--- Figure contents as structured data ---
>>>
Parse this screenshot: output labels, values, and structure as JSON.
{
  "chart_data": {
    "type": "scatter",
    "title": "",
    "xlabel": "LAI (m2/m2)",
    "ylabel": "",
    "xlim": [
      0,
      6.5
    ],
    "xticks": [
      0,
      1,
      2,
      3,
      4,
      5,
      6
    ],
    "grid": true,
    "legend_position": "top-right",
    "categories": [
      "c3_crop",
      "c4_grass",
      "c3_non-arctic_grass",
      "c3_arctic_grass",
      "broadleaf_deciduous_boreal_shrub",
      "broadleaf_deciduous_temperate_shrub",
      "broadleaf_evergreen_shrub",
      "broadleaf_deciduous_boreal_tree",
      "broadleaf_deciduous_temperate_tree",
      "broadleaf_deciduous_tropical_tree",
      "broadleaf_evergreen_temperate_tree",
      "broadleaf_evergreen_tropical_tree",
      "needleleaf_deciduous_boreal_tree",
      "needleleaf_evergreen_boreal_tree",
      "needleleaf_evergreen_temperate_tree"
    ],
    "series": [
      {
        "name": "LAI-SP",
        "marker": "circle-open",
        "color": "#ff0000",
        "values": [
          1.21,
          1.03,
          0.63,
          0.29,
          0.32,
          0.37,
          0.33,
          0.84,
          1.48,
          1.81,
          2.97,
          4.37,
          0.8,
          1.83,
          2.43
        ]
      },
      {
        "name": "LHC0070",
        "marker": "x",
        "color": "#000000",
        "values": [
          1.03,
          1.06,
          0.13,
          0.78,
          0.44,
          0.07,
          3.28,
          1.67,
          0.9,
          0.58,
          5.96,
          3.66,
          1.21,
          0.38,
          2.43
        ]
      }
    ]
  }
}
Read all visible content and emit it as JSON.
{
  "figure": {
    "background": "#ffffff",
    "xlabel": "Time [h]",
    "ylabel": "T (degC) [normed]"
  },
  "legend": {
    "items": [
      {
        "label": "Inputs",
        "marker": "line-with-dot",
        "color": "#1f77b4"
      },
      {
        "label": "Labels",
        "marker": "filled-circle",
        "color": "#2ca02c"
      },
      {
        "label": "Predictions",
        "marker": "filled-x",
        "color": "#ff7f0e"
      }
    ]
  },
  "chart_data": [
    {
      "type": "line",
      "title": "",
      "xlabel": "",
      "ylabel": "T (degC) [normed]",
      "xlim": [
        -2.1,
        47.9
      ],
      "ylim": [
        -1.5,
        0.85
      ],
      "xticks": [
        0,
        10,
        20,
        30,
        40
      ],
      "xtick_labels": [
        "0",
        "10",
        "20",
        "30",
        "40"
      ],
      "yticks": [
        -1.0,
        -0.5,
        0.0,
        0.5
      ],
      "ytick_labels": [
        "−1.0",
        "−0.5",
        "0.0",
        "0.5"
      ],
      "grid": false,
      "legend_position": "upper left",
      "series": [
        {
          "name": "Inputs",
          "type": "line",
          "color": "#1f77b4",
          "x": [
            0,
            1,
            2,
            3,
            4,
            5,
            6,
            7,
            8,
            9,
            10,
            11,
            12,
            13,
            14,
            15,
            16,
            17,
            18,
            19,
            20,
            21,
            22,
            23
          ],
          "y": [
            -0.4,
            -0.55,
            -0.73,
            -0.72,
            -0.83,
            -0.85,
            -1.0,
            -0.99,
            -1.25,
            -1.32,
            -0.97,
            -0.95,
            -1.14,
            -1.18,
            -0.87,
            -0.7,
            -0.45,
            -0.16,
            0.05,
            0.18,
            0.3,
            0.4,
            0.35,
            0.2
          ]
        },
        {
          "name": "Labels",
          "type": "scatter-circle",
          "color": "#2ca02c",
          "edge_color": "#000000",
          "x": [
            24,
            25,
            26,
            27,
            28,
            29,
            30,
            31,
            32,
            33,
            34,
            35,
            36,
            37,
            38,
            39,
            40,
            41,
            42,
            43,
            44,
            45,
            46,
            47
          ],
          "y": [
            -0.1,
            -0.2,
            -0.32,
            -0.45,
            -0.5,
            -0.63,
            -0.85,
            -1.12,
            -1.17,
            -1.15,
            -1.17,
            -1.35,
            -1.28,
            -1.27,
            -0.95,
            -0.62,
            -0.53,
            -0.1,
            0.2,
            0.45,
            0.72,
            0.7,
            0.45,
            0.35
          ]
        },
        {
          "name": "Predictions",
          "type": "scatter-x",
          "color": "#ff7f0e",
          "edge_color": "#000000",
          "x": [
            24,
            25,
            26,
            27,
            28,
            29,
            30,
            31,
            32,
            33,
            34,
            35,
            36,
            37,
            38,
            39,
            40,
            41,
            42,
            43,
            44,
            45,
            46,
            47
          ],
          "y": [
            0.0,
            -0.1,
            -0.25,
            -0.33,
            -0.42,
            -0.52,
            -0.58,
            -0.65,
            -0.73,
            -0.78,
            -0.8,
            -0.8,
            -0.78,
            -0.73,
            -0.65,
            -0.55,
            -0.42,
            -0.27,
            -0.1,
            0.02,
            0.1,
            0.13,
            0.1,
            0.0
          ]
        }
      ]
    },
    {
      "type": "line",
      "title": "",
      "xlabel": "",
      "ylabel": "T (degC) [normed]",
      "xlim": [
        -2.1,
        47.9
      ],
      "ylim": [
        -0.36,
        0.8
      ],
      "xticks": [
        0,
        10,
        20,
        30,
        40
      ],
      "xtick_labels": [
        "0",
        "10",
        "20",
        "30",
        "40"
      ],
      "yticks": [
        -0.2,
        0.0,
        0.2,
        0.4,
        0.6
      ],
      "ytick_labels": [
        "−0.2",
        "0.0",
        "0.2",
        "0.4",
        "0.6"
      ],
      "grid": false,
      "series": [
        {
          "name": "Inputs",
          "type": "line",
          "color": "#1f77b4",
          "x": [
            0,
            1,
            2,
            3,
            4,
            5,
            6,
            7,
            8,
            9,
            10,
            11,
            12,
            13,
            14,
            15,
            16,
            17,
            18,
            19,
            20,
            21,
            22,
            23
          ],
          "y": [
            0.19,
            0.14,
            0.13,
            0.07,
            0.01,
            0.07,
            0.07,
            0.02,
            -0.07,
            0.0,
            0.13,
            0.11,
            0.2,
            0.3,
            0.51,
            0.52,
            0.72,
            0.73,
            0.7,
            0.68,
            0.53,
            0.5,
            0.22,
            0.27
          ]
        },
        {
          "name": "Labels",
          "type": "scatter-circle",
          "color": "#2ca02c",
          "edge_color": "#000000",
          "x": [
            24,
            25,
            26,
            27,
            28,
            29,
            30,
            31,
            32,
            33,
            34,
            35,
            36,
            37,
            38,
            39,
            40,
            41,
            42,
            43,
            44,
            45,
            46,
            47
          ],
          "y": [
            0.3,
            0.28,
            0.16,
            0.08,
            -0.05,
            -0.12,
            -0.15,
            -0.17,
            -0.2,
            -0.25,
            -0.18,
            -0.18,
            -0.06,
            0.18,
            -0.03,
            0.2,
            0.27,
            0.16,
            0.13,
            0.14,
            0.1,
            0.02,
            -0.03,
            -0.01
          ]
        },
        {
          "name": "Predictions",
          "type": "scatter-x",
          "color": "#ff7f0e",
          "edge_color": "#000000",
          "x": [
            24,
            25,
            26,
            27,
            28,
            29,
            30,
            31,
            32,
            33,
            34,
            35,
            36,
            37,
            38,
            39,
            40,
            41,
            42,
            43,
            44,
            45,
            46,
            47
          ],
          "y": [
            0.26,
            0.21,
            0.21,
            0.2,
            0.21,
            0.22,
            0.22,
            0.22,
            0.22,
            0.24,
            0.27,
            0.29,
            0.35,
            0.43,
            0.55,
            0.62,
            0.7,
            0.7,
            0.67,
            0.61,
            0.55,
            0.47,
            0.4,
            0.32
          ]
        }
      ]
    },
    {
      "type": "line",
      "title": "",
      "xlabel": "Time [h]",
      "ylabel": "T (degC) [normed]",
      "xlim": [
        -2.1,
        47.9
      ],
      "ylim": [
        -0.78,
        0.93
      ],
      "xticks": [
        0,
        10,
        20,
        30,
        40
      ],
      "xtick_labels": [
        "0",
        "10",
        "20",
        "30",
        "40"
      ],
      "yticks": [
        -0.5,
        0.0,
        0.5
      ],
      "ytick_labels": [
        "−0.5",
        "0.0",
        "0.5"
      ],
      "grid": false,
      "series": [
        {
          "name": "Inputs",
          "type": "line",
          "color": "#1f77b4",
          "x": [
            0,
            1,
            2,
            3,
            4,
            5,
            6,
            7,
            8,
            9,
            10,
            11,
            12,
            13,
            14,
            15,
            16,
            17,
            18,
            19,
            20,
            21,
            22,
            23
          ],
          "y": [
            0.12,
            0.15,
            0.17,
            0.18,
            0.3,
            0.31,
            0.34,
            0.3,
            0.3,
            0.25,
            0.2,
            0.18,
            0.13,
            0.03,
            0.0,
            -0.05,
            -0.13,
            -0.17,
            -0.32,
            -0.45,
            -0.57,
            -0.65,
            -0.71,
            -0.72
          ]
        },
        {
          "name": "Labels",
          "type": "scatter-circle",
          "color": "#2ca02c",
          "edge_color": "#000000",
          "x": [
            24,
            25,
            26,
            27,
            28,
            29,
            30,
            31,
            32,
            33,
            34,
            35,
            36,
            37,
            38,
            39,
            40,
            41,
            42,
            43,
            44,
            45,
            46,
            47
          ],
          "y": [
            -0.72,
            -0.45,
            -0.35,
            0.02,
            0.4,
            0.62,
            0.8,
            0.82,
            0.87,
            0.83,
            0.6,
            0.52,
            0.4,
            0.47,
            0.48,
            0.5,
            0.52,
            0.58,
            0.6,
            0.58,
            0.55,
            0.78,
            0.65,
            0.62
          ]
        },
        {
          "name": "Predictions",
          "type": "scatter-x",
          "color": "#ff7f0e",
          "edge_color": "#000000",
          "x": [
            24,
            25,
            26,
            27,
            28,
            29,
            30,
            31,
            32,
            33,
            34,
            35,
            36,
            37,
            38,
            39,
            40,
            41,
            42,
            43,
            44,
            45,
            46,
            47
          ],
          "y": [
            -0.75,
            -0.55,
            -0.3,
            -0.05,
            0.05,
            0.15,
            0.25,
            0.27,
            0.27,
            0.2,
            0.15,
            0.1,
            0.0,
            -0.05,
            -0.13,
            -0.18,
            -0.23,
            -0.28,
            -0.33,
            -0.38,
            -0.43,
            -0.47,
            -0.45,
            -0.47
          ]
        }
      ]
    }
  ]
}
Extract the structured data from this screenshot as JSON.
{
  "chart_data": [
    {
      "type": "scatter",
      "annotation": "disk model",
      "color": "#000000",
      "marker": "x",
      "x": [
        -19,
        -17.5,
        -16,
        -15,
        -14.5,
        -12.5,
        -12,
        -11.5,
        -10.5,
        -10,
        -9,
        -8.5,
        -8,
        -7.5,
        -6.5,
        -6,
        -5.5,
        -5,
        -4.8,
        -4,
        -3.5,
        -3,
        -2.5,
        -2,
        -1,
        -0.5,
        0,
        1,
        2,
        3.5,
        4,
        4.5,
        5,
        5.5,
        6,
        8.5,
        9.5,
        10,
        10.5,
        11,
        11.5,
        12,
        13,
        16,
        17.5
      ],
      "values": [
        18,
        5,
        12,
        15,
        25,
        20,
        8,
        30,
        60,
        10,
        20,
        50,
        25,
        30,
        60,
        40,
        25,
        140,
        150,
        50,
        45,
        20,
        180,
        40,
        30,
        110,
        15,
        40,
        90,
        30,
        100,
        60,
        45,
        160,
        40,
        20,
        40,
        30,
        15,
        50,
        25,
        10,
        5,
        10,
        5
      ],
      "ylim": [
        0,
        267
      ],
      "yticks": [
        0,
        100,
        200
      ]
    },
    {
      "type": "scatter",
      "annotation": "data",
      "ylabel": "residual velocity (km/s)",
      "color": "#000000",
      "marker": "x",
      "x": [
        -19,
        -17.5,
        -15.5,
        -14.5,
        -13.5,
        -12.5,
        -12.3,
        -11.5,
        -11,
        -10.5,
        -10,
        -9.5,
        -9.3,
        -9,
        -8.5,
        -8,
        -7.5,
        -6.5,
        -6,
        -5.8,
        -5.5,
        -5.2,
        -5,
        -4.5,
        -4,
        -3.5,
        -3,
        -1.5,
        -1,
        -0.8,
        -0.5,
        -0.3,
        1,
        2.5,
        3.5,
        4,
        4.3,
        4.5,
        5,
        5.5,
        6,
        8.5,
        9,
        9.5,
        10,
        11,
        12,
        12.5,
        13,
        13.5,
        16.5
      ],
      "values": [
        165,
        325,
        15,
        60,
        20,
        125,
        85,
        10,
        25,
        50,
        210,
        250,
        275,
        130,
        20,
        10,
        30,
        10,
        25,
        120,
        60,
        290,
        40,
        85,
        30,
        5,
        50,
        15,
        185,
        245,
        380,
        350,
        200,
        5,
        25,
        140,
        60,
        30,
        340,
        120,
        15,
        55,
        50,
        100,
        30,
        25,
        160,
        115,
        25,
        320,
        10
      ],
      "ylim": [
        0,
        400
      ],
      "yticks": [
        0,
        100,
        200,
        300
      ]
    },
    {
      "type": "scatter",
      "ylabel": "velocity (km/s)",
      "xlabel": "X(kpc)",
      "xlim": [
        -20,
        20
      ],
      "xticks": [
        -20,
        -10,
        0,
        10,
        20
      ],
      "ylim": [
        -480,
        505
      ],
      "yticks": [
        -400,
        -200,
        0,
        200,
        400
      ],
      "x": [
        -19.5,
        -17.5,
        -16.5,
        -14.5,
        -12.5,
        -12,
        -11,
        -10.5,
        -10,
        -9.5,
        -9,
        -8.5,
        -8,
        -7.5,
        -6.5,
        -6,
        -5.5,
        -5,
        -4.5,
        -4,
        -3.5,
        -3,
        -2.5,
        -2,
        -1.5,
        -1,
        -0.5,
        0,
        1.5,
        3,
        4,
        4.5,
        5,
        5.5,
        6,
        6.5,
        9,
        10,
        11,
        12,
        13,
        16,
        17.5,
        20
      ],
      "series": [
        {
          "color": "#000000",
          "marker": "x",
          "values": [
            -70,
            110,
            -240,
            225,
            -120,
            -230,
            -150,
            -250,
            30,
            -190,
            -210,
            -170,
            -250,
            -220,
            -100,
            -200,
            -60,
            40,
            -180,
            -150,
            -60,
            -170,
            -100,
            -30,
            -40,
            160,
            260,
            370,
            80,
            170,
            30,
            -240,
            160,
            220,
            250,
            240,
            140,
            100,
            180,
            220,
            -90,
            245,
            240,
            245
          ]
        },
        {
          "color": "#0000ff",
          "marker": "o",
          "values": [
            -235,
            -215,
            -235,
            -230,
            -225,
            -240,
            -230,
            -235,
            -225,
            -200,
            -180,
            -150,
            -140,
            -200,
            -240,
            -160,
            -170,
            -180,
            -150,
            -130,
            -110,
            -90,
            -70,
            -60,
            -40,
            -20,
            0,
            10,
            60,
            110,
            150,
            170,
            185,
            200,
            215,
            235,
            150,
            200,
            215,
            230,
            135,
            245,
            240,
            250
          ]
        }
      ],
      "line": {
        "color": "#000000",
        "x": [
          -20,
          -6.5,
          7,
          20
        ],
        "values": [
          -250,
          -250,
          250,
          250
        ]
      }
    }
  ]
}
<<<
--- TASK STATEMENT ---
Show the lines that mention the word "screenshot".

--- WRITTEN REPLY ---
Parse this screenshot: output labels, values, and structure as JSON.
Extract the structured data from this screenshot as JSON.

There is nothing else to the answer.